__GIVEN REQUEST__
Gather each line containing the string "this" from these entries.

__GIVEN INFORMATION__
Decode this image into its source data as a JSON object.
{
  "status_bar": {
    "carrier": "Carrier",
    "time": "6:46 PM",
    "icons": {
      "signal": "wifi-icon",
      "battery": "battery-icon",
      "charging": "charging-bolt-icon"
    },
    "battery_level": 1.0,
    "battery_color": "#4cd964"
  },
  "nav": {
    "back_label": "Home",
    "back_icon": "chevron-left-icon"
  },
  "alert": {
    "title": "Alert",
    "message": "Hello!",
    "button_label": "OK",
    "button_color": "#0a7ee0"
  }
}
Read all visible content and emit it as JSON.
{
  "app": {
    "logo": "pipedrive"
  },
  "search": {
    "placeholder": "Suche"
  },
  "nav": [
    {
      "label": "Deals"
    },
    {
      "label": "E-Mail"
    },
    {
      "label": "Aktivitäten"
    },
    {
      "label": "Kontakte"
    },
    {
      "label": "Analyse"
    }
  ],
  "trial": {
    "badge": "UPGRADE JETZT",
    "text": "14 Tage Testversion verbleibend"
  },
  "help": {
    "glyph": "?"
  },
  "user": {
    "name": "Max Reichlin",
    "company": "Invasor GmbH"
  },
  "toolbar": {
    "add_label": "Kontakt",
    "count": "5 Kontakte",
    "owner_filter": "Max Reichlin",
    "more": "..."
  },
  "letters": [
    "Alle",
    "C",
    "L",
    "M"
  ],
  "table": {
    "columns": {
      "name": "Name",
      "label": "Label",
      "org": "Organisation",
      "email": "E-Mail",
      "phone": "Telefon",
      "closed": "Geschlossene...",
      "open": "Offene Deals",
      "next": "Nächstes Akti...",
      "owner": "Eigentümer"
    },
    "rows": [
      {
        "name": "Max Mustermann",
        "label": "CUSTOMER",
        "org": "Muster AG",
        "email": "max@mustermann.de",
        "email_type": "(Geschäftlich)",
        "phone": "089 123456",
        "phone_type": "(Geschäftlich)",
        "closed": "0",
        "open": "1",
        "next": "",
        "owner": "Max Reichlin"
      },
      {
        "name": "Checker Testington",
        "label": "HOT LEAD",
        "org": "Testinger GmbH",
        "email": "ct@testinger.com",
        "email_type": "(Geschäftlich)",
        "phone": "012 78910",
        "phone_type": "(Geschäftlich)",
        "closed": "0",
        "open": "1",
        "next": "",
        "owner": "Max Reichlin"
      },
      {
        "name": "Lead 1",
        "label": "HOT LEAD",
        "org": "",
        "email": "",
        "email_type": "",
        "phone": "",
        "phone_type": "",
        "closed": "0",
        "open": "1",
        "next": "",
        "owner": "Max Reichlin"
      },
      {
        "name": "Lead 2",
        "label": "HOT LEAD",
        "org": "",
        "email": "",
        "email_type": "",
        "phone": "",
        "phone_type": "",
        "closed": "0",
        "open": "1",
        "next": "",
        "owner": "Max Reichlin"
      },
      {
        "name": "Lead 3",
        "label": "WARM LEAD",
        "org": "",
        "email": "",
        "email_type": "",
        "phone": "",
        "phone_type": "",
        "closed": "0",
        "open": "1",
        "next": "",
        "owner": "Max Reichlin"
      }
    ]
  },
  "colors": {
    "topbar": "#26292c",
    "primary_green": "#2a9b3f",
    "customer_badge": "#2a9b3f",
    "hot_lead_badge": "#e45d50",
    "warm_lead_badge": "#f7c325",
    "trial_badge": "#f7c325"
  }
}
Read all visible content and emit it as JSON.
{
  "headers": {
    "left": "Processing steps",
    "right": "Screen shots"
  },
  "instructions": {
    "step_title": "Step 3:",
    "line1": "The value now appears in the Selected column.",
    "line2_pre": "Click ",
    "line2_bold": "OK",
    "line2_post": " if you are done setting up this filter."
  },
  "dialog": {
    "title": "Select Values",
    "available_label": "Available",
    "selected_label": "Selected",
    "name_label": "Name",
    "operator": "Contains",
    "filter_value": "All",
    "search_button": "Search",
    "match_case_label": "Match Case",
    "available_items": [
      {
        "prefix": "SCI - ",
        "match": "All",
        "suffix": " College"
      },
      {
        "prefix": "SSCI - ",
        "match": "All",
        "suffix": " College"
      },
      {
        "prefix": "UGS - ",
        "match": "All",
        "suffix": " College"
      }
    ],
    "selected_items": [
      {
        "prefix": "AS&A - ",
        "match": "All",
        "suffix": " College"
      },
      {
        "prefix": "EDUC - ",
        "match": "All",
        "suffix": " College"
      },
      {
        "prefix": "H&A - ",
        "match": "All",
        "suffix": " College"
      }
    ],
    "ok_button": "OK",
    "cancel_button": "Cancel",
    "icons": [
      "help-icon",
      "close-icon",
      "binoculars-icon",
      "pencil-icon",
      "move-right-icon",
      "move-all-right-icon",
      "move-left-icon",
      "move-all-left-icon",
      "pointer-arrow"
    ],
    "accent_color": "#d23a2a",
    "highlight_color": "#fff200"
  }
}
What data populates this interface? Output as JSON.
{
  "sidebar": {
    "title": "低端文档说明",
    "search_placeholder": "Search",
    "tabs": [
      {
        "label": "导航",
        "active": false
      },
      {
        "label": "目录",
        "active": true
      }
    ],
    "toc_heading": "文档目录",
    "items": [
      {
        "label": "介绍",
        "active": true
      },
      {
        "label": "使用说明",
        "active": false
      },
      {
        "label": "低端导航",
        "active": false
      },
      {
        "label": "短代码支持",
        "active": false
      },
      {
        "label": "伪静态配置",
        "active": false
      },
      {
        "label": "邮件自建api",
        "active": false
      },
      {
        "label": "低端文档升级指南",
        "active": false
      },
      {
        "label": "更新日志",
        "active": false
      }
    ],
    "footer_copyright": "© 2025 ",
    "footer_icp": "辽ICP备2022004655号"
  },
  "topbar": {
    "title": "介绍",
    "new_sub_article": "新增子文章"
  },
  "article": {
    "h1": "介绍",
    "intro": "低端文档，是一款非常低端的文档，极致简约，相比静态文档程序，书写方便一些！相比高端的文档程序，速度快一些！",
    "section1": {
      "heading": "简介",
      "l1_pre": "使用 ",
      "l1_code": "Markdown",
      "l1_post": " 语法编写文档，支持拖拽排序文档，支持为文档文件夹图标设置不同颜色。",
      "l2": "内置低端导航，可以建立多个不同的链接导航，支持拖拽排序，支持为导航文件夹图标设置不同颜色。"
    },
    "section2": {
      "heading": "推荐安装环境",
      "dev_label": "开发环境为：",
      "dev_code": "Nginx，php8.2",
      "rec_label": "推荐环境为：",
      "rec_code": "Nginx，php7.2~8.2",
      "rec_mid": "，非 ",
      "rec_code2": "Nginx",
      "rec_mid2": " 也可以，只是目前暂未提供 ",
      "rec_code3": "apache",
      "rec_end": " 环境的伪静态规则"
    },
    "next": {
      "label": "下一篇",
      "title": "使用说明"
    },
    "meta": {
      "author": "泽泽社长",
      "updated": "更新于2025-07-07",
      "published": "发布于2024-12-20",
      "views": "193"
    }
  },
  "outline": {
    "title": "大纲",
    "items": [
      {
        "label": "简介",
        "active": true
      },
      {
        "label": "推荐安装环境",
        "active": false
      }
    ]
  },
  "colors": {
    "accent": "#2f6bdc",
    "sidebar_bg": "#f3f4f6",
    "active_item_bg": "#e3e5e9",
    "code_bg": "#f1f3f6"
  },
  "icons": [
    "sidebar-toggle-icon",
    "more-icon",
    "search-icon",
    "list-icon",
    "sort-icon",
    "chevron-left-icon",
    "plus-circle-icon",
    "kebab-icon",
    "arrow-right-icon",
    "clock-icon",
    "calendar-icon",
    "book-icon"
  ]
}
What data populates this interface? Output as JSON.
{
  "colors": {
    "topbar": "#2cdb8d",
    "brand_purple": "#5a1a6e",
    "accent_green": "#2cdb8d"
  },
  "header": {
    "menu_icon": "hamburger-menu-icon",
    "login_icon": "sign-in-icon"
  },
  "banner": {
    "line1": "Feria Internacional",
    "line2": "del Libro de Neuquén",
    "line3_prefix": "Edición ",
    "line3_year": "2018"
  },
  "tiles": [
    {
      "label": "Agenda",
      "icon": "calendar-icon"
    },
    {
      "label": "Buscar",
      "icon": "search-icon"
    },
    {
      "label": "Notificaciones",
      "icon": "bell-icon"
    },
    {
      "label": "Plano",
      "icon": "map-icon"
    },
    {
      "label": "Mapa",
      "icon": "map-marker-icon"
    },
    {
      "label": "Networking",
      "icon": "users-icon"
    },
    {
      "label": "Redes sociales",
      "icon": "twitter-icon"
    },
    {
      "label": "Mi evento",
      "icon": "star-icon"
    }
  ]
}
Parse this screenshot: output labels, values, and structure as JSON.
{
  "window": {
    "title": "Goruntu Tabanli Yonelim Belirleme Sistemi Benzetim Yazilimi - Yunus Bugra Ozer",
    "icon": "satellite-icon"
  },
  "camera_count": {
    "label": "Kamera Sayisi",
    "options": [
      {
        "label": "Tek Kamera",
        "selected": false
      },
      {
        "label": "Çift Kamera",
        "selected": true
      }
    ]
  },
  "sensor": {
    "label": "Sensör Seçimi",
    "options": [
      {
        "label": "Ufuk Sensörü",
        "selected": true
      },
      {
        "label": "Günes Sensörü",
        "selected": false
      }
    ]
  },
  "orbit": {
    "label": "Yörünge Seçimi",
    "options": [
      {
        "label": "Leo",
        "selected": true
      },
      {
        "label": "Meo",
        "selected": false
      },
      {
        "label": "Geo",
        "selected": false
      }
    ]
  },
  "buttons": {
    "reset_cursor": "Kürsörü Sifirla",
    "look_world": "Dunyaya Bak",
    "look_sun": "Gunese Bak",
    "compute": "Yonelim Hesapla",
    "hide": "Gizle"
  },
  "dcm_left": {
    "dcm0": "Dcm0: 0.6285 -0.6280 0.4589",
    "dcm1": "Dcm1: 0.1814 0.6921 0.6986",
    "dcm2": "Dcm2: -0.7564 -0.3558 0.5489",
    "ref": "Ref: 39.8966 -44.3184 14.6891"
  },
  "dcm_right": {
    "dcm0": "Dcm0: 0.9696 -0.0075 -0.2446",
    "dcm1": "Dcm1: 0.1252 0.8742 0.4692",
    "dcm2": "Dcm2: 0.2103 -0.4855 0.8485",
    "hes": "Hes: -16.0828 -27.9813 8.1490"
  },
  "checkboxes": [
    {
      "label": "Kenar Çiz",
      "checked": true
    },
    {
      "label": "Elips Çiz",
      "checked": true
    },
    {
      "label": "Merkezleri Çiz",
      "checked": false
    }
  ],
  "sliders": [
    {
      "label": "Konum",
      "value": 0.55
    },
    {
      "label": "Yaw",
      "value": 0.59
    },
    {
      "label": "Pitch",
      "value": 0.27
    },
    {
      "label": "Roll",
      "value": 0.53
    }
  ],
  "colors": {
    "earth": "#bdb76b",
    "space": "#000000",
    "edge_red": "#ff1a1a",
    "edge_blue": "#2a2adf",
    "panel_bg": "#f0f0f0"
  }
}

__FINAL RESULT__
Decode this image into its source data as a JSON object.
    "line2_post": " if you are done setting up this filter."
What data populates this interface? Output as JSON.
What data populates this interface? Output as JSON.
Parse this screenshot: output labels, values, and structure as JSON.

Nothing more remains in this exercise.